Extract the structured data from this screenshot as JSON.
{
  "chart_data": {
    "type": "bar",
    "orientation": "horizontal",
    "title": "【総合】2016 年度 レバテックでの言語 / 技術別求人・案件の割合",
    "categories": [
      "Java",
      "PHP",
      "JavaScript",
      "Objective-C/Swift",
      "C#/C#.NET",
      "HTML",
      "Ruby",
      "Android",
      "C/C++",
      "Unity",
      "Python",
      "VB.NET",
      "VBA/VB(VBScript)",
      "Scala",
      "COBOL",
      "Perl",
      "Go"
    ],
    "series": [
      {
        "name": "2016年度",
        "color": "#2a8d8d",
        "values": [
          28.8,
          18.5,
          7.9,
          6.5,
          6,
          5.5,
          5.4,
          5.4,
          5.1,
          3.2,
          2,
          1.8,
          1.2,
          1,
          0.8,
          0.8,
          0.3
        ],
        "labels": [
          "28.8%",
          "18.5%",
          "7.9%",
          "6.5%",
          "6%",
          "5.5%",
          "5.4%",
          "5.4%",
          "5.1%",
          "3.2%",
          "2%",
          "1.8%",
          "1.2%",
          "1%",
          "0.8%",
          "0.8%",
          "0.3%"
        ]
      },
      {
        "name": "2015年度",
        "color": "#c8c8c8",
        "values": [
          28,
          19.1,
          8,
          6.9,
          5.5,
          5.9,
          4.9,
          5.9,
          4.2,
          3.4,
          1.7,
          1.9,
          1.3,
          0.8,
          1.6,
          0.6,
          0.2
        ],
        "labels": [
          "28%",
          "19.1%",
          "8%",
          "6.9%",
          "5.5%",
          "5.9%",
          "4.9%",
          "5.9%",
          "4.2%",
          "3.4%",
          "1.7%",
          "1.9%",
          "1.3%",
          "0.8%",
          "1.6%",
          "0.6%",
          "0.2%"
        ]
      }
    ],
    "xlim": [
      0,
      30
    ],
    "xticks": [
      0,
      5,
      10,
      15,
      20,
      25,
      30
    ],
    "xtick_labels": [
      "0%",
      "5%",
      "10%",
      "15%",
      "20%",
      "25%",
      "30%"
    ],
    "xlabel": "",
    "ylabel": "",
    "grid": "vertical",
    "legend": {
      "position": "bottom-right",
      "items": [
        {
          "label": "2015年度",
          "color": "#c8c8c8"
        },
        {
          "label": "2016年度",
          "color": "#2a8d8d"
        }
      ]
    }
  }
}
◆ ◆ ◆ ◆ ◆ ◆ ◆
▶ Task statement
Gather each line of the listing containing the word "color" and show it.

▶ Output of the task
        "color": "#2a8d8d",
        "color": "#c8c8c8",
          "color": "#c8c8c8"
          "color": "#2a8d8d"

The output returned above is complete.